### Problem to work on
Pictures within the data are to be left out; everything else must be reproduced exactly.

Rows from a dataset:

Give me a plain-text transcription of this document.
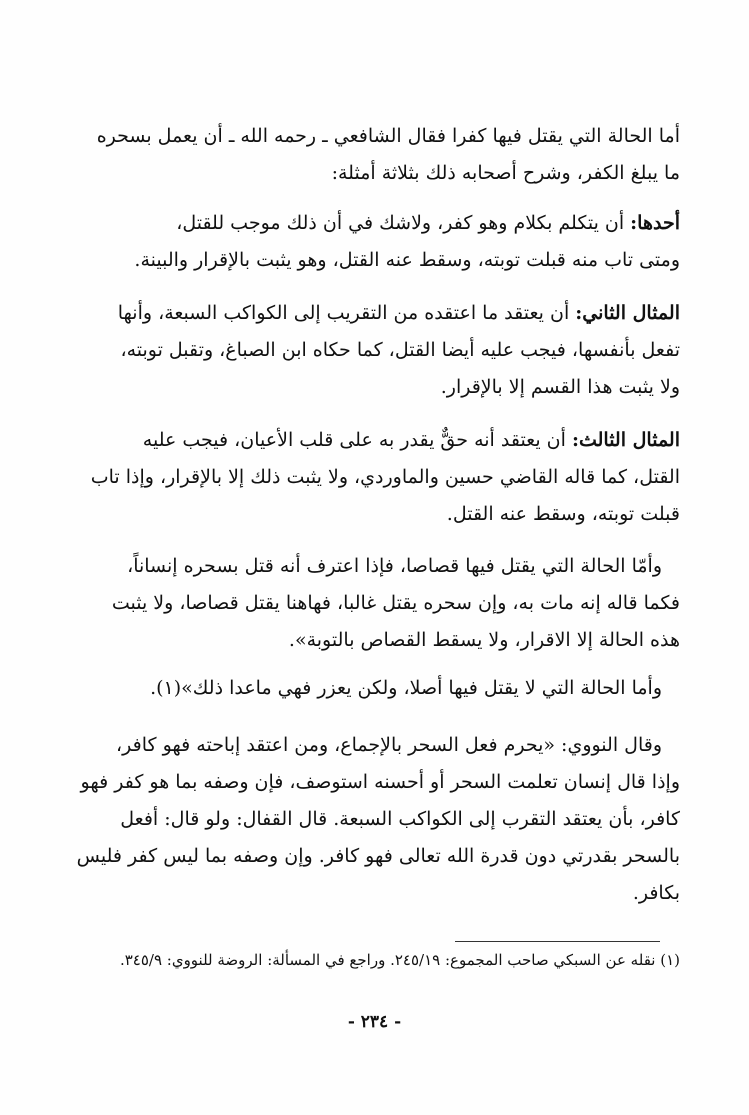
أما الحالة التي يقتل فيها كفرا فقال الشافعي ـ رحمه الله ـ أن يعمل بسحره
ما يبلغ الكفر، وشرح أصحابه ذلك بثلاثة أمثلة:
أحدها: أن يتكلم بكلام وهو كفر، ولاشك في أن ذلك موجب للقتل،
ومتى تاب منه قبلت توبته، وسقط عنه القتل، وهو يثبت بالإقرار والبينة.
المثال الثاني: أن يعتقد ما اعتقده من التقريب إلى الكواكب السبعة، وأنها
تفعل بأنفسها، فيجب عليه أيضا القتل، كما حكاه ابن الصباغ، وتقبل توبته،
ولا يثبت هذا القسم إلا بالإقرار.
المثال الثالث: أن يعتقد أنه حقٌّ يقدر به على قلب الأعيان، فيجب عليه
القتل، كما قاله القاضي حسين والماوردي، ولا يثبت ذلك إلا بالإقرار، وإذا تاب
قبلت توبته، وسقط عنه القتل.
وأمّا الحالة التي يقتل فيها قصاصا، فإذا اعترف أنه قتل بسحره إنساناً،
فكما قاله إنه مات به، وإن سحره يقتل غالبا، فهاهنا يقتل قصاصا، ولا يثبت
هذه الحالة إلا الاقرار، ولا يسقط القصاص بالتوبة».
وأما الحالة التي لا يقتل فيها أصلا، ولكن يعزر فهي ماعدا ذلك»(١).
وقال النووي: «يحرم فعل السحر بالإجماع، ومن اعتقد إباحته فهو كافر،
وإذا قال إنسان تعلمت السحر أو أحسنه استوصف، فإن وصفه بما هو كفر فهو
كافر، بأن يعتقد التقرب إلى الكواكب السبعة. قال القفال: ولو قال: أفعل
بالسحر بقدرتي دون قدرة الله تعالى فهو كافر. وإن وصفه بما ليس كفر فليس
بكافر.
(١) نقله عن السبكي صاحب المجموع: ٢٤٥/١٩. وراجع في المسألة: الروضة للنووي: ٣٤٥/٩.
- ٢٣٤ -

### Result for this exercise
Give me a plain-text transcription of this document.
أما الحالة التي يقتل فيها كفرا فقال الشافعي ـ رحمه الله ـ أن يعمل بسحره
ما يبلغ الكفر، وشرح أصحابه ذلك بثلاثة أمثلة:
أحدها: أن يتكلم بكلام وهو كفر، ولاشك في أن ذلك موجب للقتل،
ومتى تاب منه قبلت توبته، وسقط عنه القتل، وهو يثبت بالإقرار والبينة.
المثال الثاني: أن يعتقد ما اعتقده من التقريب إلى الكواكب السبعة، وأنها
تفعل بأنفسها، فيجب عليه أيضا القتل، كما حكاه ابن الصباغ، وتقبل توبته،
ولا يثبت هذا القسم إلا بالإقرار.
المثال الثالث: أن يعتقد أنه حقٌّ يقدر به على قلب الأعيان، فيجب عليه
القتل، كما قاله القاضي حسين والماوردي، ولا يثبت ذلك إلا بالإقرار، وإذا تاب
قبلت توبته، وسقط عنه القتل.
وأمّا الحالة التي يقتل فيها قصاصا، فإذا اعترف أنه قتل بسحره إنساناً،
فكما قاله إنه مات به، وإن سحره يقتل غالبا، فهاهنا يقتل قصاصا، ولا يثبت
هذه الحالة إلا الاقرار، ولا يسقط القصاص بالتوبة».
وأما الحالة التي لا يقتل فيها أصلا، ولكن يعزر فهي ماعدا ذلك»(١).
وقال النووي: «يحرم فعل السحر بالإجماع، ومن اعتقد إباحته فهو كافر،
وإذا قال إنسان تعلمت السحر أو أحسنه استوصف، فإن وصفه بما هو كفر فهو
كافر، بأن يعتقد التقرب إلى الكواكب السبعة. قال القفال: ولو قال: أفعل
بالسحر بقدرتي دون قدرة الله تعالى فهو كافر. وإن وصفه بما ليس كفر فليس
بكافر.
(١) نقله عن السبكي صاحب المجموع: ٢٤٥/١٩. وراجع في المسألة: الروضة للنووي: ٣٤٥/٩.
- ٢٣٤ -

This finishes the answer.